**Data records**
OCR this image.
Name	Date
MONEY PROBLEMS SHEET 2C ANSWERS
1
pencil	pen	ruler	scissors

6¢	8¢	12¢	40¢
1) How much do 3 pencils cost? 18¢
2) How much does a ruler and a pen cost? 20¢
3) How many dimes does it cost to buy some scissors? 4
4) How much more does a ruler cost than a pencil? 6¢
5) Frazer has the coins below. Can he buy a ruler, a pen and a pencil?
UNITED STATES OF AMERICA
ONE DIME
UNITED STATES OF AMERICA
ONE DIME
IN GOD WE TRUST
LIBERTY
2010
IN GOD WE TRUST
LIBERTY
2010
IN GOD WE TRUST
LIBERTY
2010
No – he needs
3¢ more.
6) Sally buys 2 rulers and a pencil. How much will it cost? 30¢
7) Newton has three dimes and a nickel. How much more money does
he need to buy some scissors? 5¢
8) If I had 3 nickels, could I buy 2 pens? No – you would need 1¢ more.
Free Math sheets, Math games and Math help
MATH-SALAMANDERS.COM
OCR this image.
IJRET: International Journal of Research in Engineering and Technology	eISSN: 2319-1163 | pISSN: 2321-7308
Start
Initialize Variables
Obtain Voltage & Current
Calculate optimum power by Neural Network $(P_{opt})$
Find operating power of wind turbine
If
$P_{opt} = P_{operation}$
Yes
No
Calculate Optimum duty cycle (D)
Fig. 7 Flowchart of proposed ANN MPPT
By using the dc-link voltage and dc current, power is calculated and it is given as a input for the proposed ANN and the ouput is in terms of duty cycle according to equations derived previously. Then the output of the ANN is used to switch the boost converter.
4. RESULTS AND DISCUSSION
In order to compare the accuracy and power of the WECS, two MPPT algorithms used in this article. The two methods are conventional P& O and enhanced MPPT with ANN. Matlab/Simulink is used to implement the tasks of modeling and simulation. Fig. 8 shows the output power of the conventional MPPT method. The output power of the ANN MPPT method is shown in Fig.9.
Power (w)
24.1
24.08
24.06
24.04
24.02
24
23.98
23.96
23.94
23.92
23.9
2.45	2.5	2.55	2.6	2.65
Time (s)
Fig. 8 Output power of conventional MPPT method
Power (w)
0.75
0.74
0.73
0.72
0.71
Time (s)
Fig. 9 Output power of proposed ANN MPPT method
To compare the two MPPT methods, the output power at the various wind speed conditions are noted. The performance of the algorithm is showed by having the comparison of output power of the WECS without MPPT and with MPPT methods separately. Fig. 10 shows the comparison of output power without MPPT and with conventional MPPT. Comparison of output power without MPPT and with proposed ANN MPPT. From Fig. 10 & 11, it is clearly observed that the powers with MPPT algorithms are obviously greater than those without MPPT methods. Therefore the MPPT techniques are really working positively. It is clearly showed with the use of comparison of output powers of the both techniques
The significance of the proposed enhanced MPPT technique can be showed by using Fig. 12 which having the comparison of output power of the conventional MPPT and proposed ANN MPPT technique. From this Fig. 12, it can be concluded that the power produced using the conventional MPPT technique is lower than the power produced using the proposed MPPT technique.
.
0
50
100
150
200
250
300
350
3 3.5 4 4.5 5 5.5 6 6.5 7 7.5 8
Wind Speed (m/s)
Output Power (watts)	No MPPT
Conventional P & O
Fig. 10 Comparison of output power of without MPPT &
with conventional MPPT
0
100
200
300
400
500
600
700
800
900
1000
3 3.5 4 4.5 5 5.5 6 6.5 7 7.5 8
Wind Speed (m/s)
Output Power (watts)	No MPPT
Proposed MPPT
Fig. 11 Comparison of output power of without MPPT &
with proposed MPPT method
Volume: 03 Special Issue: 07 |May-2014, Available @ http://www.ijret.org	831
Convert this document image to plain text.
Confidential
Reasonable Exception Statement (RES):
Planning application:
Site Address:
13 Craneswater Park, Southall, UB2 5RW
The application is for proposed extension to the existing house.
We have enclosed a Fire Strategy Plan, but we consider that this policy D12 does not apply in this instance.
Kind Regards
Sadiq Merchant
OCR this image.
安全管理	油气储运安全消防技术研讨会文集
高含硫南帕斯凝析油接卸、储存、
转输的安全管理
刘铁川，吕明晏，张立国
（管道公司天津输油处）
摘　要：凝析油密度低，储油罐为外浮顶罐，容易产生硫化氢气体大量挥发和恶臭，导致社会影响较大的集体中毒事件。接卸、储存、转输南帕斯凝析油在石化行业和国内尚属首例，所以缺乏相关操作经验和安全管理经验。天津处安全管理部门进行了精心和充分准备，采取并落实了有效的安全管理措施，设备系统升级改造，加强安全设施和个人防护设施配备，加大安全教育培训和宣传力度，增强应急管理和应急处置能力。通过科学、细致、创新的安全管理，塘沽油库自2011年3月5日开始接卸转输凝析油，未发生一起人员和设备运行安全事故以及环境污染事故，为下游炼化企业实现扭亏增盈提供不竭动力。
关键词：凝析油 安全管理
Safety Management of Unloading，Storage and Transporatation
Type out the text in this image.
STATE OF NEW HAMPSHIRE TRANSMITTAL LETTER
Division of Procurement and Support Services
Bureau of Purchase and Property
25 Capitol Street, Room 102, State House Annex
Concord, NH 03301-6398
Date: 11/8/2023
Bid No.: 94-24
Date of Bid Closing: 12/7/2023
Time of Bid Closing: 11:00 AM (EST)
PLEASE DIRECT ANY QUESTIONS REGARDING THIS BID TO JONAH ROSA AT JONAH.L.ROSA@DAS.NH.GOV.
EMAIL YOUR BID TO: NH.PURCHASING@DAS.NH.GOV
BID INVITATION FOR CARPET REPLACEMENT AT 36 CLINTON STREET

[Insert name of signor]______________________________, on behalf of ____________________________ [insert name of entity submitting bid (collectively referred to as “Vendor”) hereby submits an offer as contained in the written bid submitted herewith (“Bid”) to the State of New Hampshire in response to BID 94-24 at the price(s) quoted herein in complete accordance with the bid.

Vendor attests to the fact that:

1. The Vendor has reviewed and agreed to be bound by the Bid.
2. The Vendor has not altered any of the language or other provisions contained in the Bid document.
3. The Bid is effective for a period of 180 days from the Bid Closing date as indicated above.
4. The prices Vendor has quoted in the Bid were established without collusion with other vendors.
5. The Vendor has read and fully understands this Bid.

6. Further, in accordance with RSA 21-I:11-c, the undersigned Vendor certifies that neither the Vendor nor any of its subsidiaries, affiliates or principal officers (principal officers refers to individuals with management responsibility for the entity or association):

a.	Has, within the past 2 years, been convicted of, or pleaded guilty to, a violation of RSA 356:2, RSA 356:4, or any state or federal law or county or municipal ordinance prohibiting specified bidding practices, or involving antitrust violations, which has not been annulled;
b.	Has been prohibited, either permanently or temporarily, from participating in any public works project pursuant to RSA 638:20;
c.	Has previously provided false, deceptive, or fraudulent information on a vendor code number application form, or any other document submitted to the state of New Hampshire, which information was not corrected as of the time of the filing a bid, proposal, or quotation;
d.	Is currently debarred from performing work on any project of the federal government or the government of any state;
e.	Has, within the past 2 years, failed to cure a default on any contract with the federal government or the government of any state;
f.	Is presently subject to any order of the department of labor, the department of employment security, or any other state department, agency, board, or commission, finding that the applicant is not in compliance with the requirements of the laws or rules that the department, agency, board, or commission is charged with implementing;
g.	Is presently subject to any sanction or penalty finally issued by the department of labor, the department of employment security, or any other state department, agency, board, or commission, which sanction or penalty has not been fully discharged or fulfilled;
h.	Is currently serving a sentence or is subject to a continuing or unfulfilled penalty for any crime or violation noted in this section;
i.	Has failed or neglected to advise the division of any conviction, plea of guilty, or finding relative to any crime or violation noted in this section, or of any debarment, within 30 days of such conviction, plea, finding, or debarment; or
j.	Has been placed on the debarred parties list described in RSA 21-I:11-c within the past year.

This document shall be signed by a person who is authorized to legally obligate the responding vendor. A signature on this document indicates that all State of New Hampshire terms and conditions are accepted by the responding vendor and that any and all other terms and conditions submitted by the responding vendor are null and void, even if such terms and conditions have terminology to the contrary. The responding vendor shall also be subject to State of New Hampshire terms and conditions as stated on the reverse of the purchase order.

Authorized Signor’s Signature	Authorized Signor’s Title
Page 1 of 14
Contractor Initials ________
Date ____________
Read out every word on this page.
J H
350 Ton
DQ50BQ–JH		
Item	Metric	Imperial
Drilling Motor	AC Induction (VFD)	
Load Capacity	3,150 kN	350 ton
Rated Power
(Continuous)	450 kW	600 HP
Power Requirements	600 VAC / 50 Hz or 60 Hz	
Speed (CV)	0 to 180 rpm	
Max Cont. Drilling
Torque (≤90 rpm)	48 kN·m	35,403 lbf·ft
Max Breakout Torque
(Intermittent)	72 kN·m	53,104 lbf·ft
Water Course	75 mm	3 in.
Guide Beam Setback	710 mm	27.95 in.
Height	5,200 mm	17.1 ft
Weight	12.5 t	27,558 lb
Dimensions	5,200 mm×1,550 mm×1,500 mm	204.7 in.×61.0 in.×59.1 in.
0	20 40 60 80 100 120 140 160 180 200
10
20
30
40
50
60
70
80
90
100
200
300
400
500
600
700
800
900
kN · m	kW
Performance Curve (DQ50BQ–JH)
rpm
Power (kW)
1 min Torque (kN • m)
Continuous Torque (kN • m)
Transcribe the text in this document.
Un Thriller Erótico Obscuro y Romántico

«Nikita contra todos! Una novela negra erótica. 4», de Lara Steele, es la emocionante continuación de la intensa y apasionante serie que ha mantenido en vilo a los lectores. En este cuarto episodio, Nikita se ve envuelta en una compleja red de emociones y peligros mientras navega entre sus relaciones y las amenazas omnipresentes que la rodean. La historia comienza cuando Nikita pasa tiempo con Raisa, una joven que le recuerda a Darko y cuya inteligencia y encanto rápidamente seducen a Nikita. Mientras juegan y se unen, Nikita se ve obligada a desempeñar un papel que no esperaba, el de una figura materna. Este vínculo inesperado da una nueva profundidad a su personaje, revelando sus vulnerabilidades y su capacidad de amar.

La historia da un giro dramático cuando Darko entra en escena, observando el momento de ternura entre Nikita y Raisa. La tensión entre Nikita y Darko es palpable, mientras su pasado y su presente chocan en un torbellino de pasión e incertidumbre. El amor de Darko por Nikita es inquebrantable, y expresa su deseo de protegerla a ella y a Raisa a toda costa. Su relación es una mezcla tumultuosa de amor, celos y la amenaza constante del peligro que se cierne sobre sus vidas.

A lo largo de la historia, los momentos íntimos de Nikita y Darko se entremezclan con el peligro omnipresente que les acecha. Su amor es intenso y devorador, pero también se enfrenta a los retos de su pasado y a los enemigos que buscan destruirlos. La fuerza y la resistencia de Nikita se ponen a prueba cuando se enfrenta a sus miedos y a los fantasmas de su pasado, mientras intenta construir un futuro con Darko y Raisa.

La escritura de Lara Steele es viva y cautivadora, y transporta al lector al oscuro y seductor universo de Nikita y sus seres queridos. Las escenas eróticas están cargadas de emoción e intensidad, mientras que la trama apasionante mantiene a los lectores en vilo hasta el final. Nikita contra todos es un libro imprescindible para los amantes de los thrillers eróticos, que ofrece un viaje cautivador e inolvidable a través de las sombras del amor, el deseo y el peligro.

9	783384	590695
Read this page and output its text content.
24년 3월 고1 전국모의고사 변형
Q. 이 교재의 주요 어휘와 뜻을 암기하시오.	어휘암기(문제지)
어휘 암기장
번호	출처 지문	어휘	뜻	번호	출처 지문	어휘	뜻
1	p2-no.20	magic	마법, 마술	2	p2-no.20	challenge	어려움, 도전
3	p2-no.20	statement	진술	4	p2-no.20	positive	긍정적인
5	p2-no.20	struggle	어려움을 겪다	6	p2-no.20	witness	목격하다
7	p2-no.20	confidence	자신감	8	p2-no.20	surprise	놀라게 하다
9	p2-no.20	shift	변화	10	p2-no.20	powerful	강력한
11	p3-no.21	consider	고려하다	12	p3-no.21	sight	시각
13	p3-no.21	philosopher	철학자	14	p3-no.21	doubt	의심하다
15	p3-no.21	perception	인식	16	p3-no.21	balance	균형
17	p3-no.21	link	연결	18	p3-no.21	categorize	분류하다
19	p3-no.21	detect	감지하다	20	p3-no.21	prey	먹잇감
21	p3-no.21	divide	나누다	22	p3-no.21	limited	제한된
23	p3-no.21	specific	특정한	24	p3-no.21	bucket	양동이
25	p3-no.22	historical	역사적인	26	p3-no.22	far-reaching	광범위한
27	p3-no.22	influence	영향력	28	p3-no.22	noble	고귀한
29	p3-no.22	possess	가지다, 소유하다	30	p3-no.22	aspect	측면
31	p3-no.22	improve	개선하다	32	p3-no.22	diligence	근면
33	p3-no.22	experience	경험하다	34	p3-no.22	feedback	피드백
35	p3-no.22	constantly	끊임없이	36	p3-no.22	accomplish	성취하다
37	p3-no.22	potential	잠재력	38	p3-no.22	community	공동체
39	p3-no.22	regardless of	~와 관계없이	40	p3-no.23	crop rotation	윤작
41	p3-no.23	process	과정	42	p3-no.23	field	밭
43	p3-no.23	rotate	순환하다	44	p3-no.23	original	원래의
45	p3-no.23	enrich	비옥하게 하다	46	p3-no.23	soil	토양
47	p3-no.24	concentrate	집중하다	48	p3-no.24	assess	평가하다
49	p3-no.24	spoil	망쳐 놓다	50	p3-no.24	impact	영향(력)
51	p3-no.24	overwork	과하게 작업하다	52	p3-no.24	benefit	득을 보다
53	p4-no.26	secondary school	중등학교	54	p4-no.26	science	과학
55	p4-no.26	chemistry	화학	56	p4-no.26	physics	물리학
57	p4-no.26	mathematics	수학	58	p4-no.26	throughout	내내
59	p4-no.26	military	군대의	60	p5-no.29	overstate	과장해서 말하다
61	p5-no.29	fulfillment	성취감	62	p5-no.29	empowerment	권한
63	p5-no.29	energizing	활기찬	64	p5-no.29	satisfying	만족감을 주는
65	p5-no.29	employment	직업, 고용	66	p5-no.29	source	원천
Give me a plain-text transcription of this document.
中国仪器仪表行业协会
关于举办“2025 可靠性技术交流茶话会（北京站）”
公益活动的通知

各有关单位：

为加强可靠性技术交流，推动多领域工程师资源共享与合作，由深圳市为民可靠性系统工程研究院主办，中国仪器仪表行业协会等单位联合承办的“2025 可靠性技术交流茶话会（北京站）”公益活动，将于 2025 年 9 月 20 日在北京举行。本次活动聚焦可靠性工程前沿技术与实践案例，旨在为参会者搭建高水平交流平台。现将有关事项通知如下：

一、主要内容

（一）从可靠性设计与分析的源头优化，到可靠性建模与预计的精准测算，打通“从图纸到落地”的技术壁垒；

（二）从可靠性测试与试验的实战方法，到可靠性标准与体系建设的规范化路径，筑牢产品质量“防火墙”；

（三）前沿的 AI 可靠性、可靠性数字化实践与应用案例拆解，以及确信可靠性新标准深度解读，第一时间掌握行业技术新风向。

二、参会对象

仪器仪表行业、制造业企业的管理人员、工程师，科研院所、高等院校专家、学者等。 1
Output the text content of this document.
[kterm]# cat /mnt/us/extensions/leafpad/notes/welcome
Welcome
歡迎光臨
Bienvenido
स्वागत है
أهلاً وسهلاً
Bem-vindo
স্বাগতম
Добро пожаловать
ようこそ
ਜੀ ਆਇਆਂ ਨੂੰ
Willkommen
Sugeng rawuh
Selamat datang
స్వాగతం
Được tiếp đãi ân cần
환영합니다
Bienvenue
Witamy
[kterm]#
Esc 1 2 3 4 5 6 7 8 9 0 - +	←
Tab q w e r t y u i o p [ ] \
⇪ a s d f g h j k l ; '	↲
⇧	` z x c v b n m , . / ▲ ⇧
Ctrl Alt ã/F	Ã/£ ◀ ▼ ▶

**Exercise task**
Return every line in the listing that contains the word "employment".

**Exercise solution**
f.	Is presently subject to any order of the department of labor, the department of employment security, or any other state department, agency, board, or commission, finding that the applicant is not in compliance with the requirements of the laws or rules that the department, agency, board, or commission is charged with implementing;
g.	Is presently subject to any sanction or penalty finally issued by the department of labor, the department of employment security, or any other state department, agency, board, or commission, which sanction or penalty has not been fully discharged or fulfilled;
65	p5-no.29	employment	직업, 고용	66	p5-no.29	source	원천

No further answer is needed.